* PROBLEM
Repeat, exactly and completely, the material that follows. Omit the pictures.

* STORED RECORDS
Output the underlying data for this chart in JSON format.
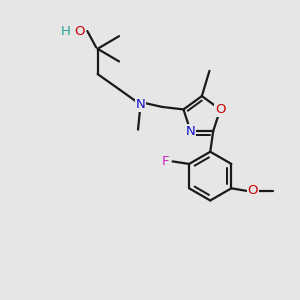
{
  "bg_color": "#e6e6e6",
  "bond_color": "#1a1a1a",
  "bond_width": 1.6,
  "dbo": 0.012,
  "atoms": {
    "H": {
      "color": "#2aa198",
      "size": 9.5
    },
    "O": {
      "color": "#cc0000",
      "size": 9.5
    },
    "N": {
      "color": "#1111cc",
      "size": 9.5
    },
    "F": {
      "color": "#cc22cc",
      "size": 9.5
    },
    "Om": {
      "color": "#cc0000",
      "size": 9.5
    }
  }
}
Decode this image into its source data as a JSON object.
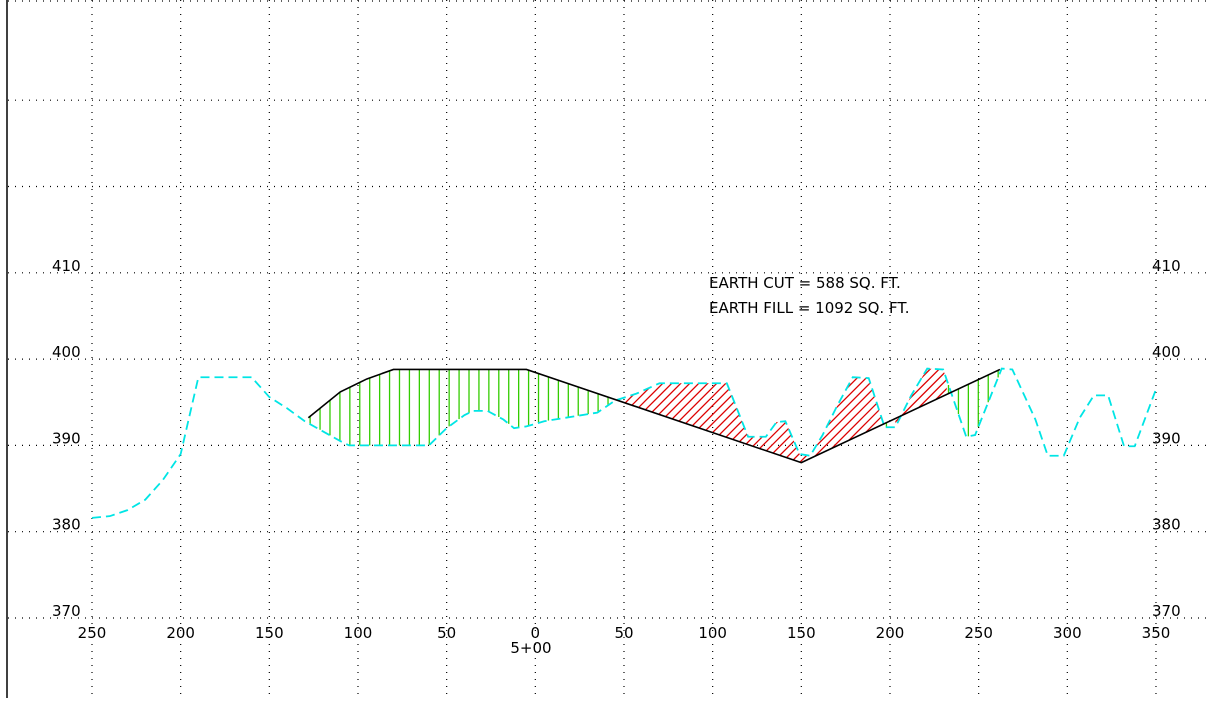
{
  "chart_data": {
    "type": "line",
    "title": "",
    "xlabel": "5+00",
    "ylabel": "",
    "xlim": [
      -250,
      350
    ],
    "ylim": [
      370,
      440
    ],
    "grid": true,
    "x_ticks": [
      {
        "value": -250,
        "label": "250"
      },
      {
        "value": -200,
        "label": "200"
      },
      {
        "value": -150,
        "label": "150"
      },
      {
        "value": -100,
        "label": "100"
      },
      {
        "value": -50,
        "label": "50"
      },
      {
        "value": 0,
        "label": "0"
      },
      {
        "value": 50,
        "label": "50"
      },
      {
        "value": 100,
        "label": "100"
      },
      {
        "value": 150,
        "label": "150"
      },
      {
        "value": 200,
        "label": "200"
      },
      {
        "value": 250,
        "label": "250"
      },
      {
        "value": 300,
        "label": "300"
      },
      {
        "value": 350,
        "label": "350"
      }
    ],
    "y_ticks": [
      370,
      380,
      390,
      400,
      410
    ],
    "y_tick_labels": [
      "370",
      "380",
      "390",
      "400",
      "410"
    ],
    "grid_y_extra": [
      420,
      430
    ],
    "annotations": [
      "EARTH CUT = 588 SQ. FT.",
      "EARTH FILL = 1092 SQ. FT."
    ],
    "existing_ground": {
      "style": "dashed",
      "color": "#00e5e5",
      "points": [
        [
          -250,
          381.6
        ],
        [
          -240,
          381.8
        ],
        [
          -230,
          382.5
        ],
        [
          -220,
          383.7
        ],
        [
          -210,
          386.0
        ],
        [
          -200,
          389.0
        ],
        [
          -190,
          397.9
        ],
        [
          -160,
          397.9
        ],
        [
          -150,
          395.6
        ],
        [
          -140,
          394.3
        ],
        [
          -130,
          392.8
        ],
        [
          -110,
          390.5
        ],
        [
          -105,
          390.0
        ],
        [
          -60,
          390.0
        ],
        [
          -50,
          392.0
        ],
        [
          -40,
          393.5
        ],
        [
          -35,
          394.0
        ],
        [
          -27,
          394.0
        ],
        [
          -18,
          393.0
        ],
        [
          -12,
          392.0
        ],
        [
          -5,
          392.2
        ],
        [
          5,
          392.8
        ],
        [
          35,
          393.8
        ],
        [
          45,
          395.2
        ],
        [
          57,
          396.0
        ],
        [
          70,
          397.2
        ],
        [
          108,
          397.2
        ],
        [
          120,
          391.0
        ],
        [
          130,
          391.0
        ],
        [
          136,
          392.7
        ],
        [
          141,
          392.8
        ],
        [
          149,
          389.0
        ],
        [
          155,
          388.8
        ],
        [
          162,
          391.2
        ],
        [
          170,
          394.5
        ],
        [
          179,
          397.9
        ],
        [
          188,
          397.8
        ],
        [
          197,
          392.1
        ],
        [
          203,
          392.1
        ],
        [
          212,
          395.8
        ],
        [
          221,
          398.9
        ],
        [
          230,
          398.8
        ],
        [
          243,
          391.0
        ],
        [
          248,
          391.2
        ],
        [
          263,
          398.9
        ],
        [
          269,
          398.8
        ],
        [
          282,
          393.0
        ],
        [
          289,
          388.8
        ],
        [
          298,
          388.8
        ],
        [
          307,
          393.2
        ],
        [
          315,
          395.8
        ],
        [
          323,
          395.8
        ],
        [
          332,
          389.9
        ],
        [
          338,
          389.9
        ],
        [
          350,
          396.5
        ]
      ]
    },
    "design_template": {
      "style": "solid",
      "color": "#000000",
      "points": [
        [
          -128,
          393.2
        ],
        [
          -110,
          396.2
        ],
        [
          -95,
          397.7
        ],
        [
          -80,
          398.8
        ],
        [
          -5,
          398.8
        ],
        [
          150,
          388.0
        ],
        [
          262,
          398.8
        ]
      ]
    },
    "fill_regions": [
      {
        "color": "#33cc00",
        "x_start": -128,
        "x_end": 45
      },
      {
        "color": "#33cc00",
        "x_start": 197,
        "x_end": 203
      },
      {
        "color": "#33cc00",
        "x_start": 232,
        "x_end": 262
      }
    ],
    "cut_regions": [
      {
        "color": "#dd0000",
        "x_start": 45,
        "x_end": 197
      },
      {
        "color": "#dd0000",
        "x_start": 203,
        "x_end": 232
      }
    ]
  }
}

* COMPLETE OUTPUT
Output the underlying data for this chart in JSON format.
{
  "bg_color": "#e6e6e6",
  "bond_color": "#1a1a1a",
  "bond_width": 1.6,
  "dbo": 0.012,
  "atoms": {
    "H": {
      "color": "#2aa198",
      "size": 9.5
    },
    "O": {
      "color": "#cc0000",
      "size": 9.5
    },
    "N": {
      "color": "#1111cc",
      "size": 9.5
    },
    "F": {
      "color": "#cc22cc",
      "size": 9.5
    },
    "Om": {
      "color": "#cc0000",
      "size": 9.5
    }
  }
}
Decode this image into its source data as a JSON object.
{
  "chart_data": {
    "type": "line",
    "title": "",
    "xlabel": "5+00",
    "ylabel": "",
    "xlim": [
      -250,
      350
    ],
    "ylim": [
      370,
      440
    ],
    "grid": true,
    "x_ticks": [
      {
        "value": -250,
        "label": "250"
      },
      {
        "value": -200,
        "label": "200"
      },
      {
        "value": -150,
        "label": "150"
      },
      {
        "value": -100,
        "label": "100"
      },
      {
        "value": -50,
        "label": "50"
      },
      {
        "value": 0,
        "label": "0"
      },
      {
        "value": 50,
        "label": "50"
      },
      {
        "value": 100,
        "label": "100"
      },
      {
        "value": 150,
        "label": "150"
      },
      {
        "value": 200,
        "label": "200"
      },
      {
        "value": 250,
        "label": "250"
      },
      {
        "value": 300,
        "label": "300"
      },
      {
        "value": 350,
        "label": "350"
      }
    ],
    "y_ticks": [
      370,
      380,
      390,
      400,
      410
    ],
    "y_tick_labels": [
      "370",
      "380",
      "390",
      "400",
      "410"
    ],
    "grid_y_extra": [
      420,
      430
    ],
    "annotations": [
      "EARTH CUT = 588 SQ. FT.",
      "EARTH FILL = 1092 SQ. FT."
    ],
    "existing_ground": {
      "style": "dashed",
      "color": "#00e5e5",
      "points": [
        [
          -250,
          381.6
        ],
        [
          -240,
          381.8
        ],
        [
          -230,
          382.5
        ],
        [
          -220,
          383.7
        ],
        [
          -210,
          386.0
        ],
        [
          -200,
          389.0
        ],
        [
          -190,
          397.9
        ],
        [
          -160,
          397.9
        ],
        [
          -150,
          395.6
        ],
        [
          -140,
          394.3
        ],
        [
          -130,
          392.8
        ],
        [
          -110,
          390.5
        ],
        [
          -105,
          390.0
        ],
        [
          -60,
          390.0
        ],
        [
          -50,
          392.0
        ],
        [
          -40,
          393.5
        ],
        [
          -35,
          394.0
        ],
        [
          -27,
          394.0
        ],
        [
          -18,
          393.0
        ],
        [
          -12,
          392.0
        ],
        [
          -5,
          392.2
        ],
        [
          5,
          392.8
        ],
        [
          35,
          393.8
        ],
        [
          45,
          395.2
        ],
        [
          57,
          396.0
        ],
        [
          70,
          397.2
        ],
        [
          108,
          397.2
        ],
        [
          120,
          391.0
        ],
        [
          130,
          391.0
        ],
        [
          136,
          392.7
        ],
        [
          141,
          392.8
        ],
        [
          149,
          389.0
        ],
        [
          155,
          388.8
        ],
        [
          162,
          391.2
        ],
        [
          170,
          394.5
        ],
        [
          179,
          397.9
        ],
        [
          188,
          397.8
        ],
        [
          197,
          392.1
        ],
        [
          203,
          392.1
        ],
        [
          212,
          395.8
        ],
        [
          221,
          398.9
        ],
        [
          230,
          398.8
        ],
        [
          243,
          391.0
        ],
        [
          248,
          391.2
        ],
        [
          263,
          398.9
        ],
        [
          269,
          398.8
        ],
        [
          282,
          393.0
        ],
        [
          289,
          388.8
        ],
        [
          298,
          388.8
        ],
        [
          307,
          393.2
        ],
        [
          315,
          395.8
        ],
        [
          323,
          395.8
        ],
        [
          332,
          389.9
        ],
        [
          338,
          389.9
        ],
        [
          350,
          396.5
        ]
      ]
    },
    "design_template": {
      "style": "solid",
      "color": "#000000",
      "points": [
        [
          -128,
          393.2
        ],
        [
          -110,
          396.2
        ],
        [
          -95,
          397.7
        ],
        [
          -80,
          398.8
        ],
        [
          -5,
          398.8
        ],
        [
          150,
          388.0
        ],
        [
          262,
          398.8
        ]
      ]
    },
    "fill_regions": [
      {
        "color": "#33cc00",
        "x_start": -128,
        "x_end": 45
      },
      {
        "color": "#33cc00",
        "x_start": 197,
        "x_end": 203
      },
      {
        "color": "#33cc00",
        "x_start": 232,
        "x_end": 262
      }
    ],
    "cut_regions": [
      {
        "color": "#dd0000",
        "x_start": 45,
        "x_end": 197
      },
      {
        "color": "#dd0000",
        "x_start": 203,
        "x_end": 232
      }
    ]
  }
}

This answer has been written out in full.